#### Written problem
Output the data word for word, dropping every image.

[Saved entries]
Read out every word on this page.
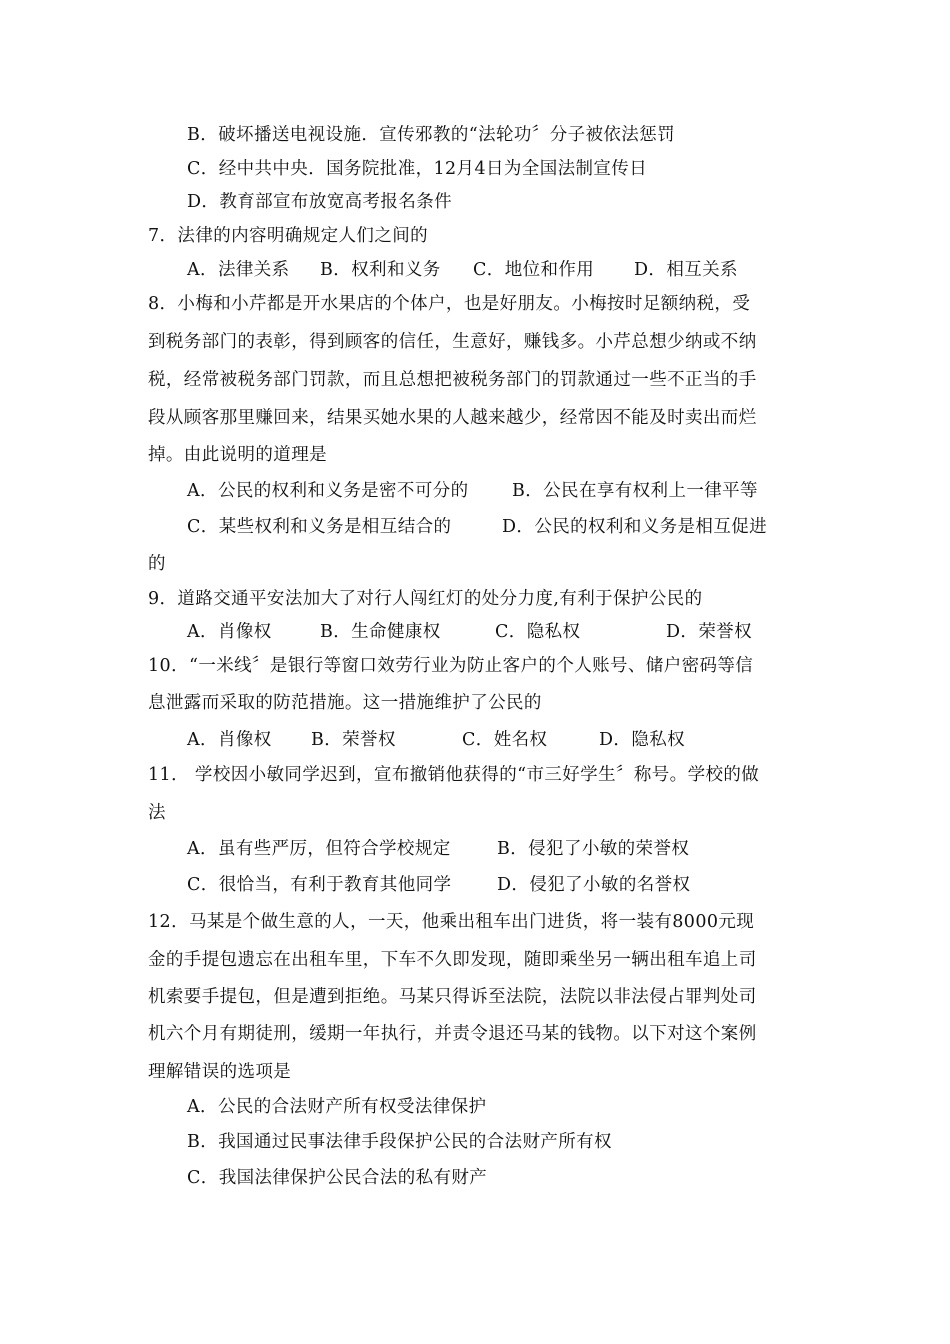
B．破坏播送电视设施．宣传邪教的“法轮功〞分子被依法惩罚
C．经中共中央．国务院批准，12月4日为全国法制宣传日
D．教育部宣布放宽高考报名条件
7．法律的内容明确规定人们之间的
A．法律关系 B．权利和义务 C．地位和作用 D．相互关系
8．小梅和小芹都是开水果店的个体户，也是好朋友。小梅按时足额纳税，受
到税务部门的表彰，得到顾客的信任，生意好，赚钱多。小芹总想少纳或不纳
税，经常被税务部门罚款，而且总想把被税务部门的罚款通过一些不正当的手
段从顾客那里赚回来，结果买她水果的人越来越少，经常因不能及时卖出而烂
掉。由此说明的道理是
A．公民的权利和义务是密不可分的 B．公民在享有权利上一律平等
C．某些权利和义务是相互结合的	D．公民的权利和义务是相互促进
的
9．道路交通平安法加大了对行人闯红灯的处分力度,有利于保护公民的
A．肖像权	B．生命健康权	C．隐私权	D．荣誉权
10．“一米线〞是银行等窗口效劳行业为防止客户的个人账号、储户密码等信
息泄露而采取的防范措施。这一措施维护了公民的
A．肖像权 B．荣誉权	C．姓名权	D．隐私权
11． 学校因小敏同学迟到，宣布撤销他获得的“市三好学生〞称号。学校的做
法
A．虽有些严厉，但符合学校规定	B．侵犯了小敏的荣誉权
C．很恰当，有利于教育其他同学	D．侵犯了小敏的名誉权
12．马某是个做生意的人，一天，他乘出租车出门进货，将一装有8000元现
金的手提包遗忘在出租车里，下车不久即发现，随即乘坐另一辆出租车追上司
机索要手提包，但是遭到拒绝。马某只得诉至法院，法院以非法侵占罪判处司
机六个月有期徒刑，缓期一年执行，并责令退还马某的钱物。以下对这个案例
理解错误的选项是
A．公民的合法财产所有权受法律保护
B．我国通过民事法律手段保护公民的合法财产所有权
C．我国法律保护公民合法的私有财产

#### Correct result
Read out every word on this page.
B．破坏播送电视设施．宣传邪教的“法轮功〞分子被依法惩罚
C．经中共中央．国务院批准，12月4日为全国法制宣传日
D．教育部宣布放宽高考报名条件
7．法律的内容明确规定人们之间的
A．法律关系 B．权利和义务 C．地位和作用 D．相互关系
8．小梅和小芹都是开水果店的个体户，也是好朋友。小梅按时足额纳税，受
到税务部门的表彰，得到顾客的信任，生意好，赚钱多。小芹总想少纳或不纳
税，经常被税务部门罚款，而且总想把被税务部门的罚款通过一些不正当的手
段从顾客那里赚回来，结果买她水果的人越来越少，经常因不能及时卖出而烂
掉。由此说明的道理是
A．公民的权利和义务是密不可分的 B．公民在享有权利上一律平等
C．某些权利和义务是相互结合的	D．公民的权利和义务是相互促进
的
9．道路交通平安法加大了对行人闯红灯的处分力度,有利于保护公民的
A．肖像权	B．生命健康权	C．隐私权	D．荣誉权
10．“一米线〞是银行等窗口效劳行业为防止客户的个人账号、储户密码等信
息泄露而采取的防范措施。这一措施维护了公民的
A．肖像权 B．荣誉权	C．姓名权	D．隐私权
11． 学校因小敏同学迟到，宣布撤销他获得的“市三好学生〞称号。学校的做
法
A．虽有些严厉，但符合学校规定	B．侵犯了小敏的荣誉权
C．很恰当，有利于教育其他同学	D．侵犯了小敏的名誉权
12．马某是个做生意的人，一天，他乘出租车出门进货，将一装有8000元现
金的手提包遗忘在出租车里，下车不久即发现，随即乘坐另一辆出租车追上司
机索要手提包，但是遭到拒绝。马某只得诉至法院，法院以非法侵占罪判处司
机六个月有期徒刑，缓期一年执行，并责令退还马某的钱物。以下对这个案例
理解错误的选项是
A．公民的合法财产所有权受法律保护
B．我国通过民事法律手段保护公民的合法财产所有权
C．我国法律保护公民合法的私有财产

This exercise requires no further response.